**FONTE**
Ambição e ingenuidade

Por Camila Vieira

Por Trás da Linha de Escudos, de Marcelo Pedroso, é o fracasso de um projeto que ambicionou ser maior do que realmente é. Ao fazer um documentário dentro do Batalhão de Choque da Polícia Militar de Pernambuco, o grande desafio era encontrar uma maneira de escutar os policiais, pelo gesto de se posicionar do outro lado do front de batalha, já não mais dos manifestantes que protestam nas ruas. Se, para Jean-Louis Comolli, filmar o inimigo é de alguma forma se colocar do lado dele e compartilhar a mesma cena, Pedroso parte da mesma premissa e toma a decisão espinhosa de não partir para o confronto.

No entanto, a postura de não confrontar precisa caminhar junto com a necessidade de desmontar o inimigo em sua própria história e conseguir descrevê-lo com suas contradições para que possa aparecer como tal. Ao longo do filme, Pedroso indaga os policiais, procurando compreender suas motivações dentro da dinâmica de trabalho, enquanto acompanha os diversos treinamentos da tropa e operações habituais do exercício da função. As perguntas jamais são colocadas em tom de ataque, mas de curiosidade em relação a como funciona o efetivo. A fragilidade do filme não repousa na opção pelo não confronto, mas em não conseguir encontrar estratégias que apontem para a complexidade de ser um policial militar dentro do atual contexto histórico do Brasil.

**DESAFIOS**
- 1) Transcreva da crítica sobre Por Trás da Linha de Escudos o trecho de "Por Camila Vieira" a "para o confronto.".
- 2) Responda às perguntas com base na crítica sobre Por Trás da Linha de Escudos.
(a) Dentro de qual batalhão o documentário foi feito?
(b) Que pensador a crítica cita a respeito de filmar o inimigo?
(c) Em que tom, segundo a crítica, as perguntas aos policiais jamais são colocadas?
- 3) Por favor, prossiga com a crítica sobre Por Trás da Linha de Escudos a partir de onde ela termina.

**REGISTROS FORNECIDOS**
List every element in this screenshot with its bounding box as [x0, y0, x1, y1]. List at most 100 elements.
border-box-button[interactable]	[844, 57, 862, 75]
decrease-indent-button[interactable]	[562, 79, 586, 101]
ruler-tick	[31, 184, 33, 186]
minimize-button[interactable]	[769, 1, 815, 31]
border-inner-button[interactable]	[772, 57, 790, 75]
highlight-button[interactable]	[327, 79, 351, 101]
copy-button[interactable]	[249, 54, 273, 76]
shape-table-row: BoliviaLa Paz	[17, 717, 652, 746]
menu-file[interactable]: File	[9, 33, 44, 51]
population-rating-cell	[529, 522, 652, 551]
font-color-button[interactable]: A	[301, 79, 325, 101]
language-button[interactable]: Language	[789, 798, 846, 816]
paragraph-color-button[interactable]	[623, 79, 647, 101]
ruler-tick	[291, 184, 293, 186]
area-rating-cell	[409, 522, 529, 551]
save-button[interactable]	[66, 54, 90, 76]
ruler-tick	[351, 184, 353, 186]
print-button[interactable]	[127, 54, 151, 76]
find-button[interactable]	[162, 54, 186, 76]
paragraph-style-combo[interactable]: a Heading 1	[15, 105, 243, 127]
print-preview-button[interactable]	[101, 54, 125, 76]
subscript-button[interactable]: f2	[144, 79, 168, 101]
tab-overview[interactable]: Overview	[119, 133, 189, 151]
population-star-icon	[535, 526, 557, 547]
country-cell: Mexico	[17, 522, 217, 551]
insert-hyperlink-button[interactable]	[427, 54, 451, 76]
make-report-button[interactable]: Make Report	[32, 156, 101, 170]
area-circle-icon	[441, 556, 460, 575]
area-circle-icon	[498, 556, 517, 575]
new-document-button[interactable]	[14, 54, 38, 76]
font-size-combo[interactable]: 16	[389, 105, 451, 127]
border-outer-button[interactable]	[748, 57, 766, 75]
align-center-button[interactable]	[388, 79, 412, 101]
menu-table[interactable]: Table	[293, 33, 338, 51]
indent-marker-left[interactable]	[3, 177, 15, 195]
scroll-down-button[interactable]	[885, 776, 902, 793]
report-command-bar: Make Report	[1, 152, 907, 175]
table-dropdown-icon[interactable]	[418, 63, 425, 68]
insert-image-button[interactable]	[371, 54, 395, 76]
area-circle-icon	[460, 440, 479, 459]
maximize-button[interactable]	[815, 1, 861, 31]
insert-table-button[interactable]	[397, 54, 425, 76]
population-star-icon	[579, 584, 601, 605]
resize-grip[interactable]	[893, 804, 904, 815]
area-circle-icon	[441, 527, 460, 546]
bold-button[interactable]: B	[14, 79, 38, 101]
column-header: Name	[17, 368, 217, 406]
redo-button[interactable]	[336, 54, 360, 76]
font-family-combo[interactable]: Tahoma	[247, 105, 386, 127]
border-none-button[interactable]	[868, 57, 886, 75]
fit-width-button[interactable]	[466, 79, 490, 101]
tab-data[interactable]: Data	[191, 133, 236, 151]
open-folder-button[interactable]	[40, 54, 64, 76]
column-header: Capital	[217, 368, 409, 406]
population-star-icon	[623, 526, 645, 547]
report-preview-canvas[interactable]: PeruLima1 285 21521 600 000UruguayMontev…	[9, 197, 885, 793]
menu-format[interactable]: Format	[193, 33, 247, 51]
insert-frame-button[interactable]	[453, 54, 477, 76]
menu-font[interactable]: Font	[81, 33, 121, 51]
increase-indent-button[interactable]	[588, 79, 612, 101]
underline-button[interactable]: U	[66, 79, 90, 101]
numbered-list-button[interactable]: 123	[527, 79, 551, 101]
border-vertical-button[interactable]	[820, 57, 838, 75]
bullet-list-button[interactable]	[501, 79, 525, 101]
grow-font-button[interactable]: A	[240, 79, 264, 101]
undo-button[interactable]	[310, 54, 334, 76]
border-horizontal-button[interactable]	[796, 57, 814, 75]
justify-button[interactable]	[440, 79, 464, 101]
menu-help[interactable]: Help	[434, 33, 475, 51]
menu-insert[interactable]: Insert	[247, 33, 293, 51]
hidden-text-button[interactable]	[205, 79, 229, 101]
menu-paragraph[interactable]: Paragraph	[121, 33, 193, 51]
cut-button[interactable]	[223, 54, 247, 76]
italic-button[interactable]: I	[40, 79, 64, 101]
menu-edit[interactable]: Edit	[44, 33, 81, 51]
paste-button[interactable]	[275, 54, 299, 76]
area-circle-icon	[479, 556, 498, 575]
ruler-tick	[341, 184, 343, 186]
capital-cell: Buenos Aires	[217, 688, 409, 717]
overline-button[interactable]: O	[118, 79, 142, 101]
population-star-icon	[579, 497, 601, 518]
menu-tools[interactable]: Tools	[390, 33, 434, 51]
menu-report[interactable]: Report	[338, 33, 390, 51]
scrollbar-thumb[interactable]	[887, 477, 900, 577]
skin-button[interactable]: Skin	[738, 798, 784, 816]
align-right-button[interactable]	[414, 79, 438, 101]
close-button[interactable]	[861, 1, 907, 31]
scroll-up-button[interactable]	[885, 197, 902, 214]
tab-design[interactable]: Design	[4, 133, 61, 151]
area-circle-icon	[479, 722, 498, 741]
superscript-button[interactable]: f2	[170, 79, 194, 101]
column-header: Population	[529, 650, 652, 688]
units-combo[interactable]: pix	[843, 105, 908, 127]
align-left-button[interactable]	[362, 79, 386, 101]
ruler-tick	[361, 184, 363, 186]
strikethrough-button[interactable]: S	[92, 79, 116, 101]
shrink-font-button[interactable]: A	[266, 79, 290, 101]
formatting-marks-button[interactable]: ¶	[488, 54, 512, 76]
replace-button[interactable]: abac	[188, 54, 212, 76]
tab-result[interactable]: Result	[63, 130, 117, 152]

**RESPOSTAS DOS EXERCÍCIOS**
- 1)
Por Camila Vieira

Por Trás da Linha de Escudos, de Marcelo Pedroso, é o fracasso de um projeto que ambicionou ser maior do que realmente é. Ao fazer um documentário dentro do Batalhão de Choque da Polícia Militar de Pernambuco, o grande desafio era encontrar uma maneira de escutar os policiais, pelo gesto de se posicionar do outro lado do front de batalha, já não mais dos manifestantes que protestam nas ruas. Se, para Jean-Louis Comolli, filmar o inimigo é de alguma forma se colocar do lado dele e compartilhar a mesma cena, Pedroso parte da mesma premissa e toma a decisão espinhosa de não partir para o confronto.

- 2)
(a) No Batalhão de Choque da Polícia Militar de Pernambuco.
(b) Jean-Louis Comolli.
(c) Em tom de ataque.

- 3)
O dispositivo de escuta de Pedroso em Por Trás da Linha de Escudos leva a dois caminhos igualmente problemáticos: a repetição exaustiva dos argumentos dos policiais dentro do discurso oficial (eles sempre respondem que estão cumprindo normas e leis, como braços do Estado, e que não existe espaço para emoção) e a observação do modus operandi dentro do batalhão na linha da aprendizagem de como se tornar um bom policial. O que se obtém nas filmagens parece seguir uma abordagem institucional ou não escapa de perguntas que a própria polícia já se acostumou a ouvir (não é a toa que o primeiro coronel entrevistado não consegue distinguir a equipe de cinema de uma equipe de imprensa qualquer).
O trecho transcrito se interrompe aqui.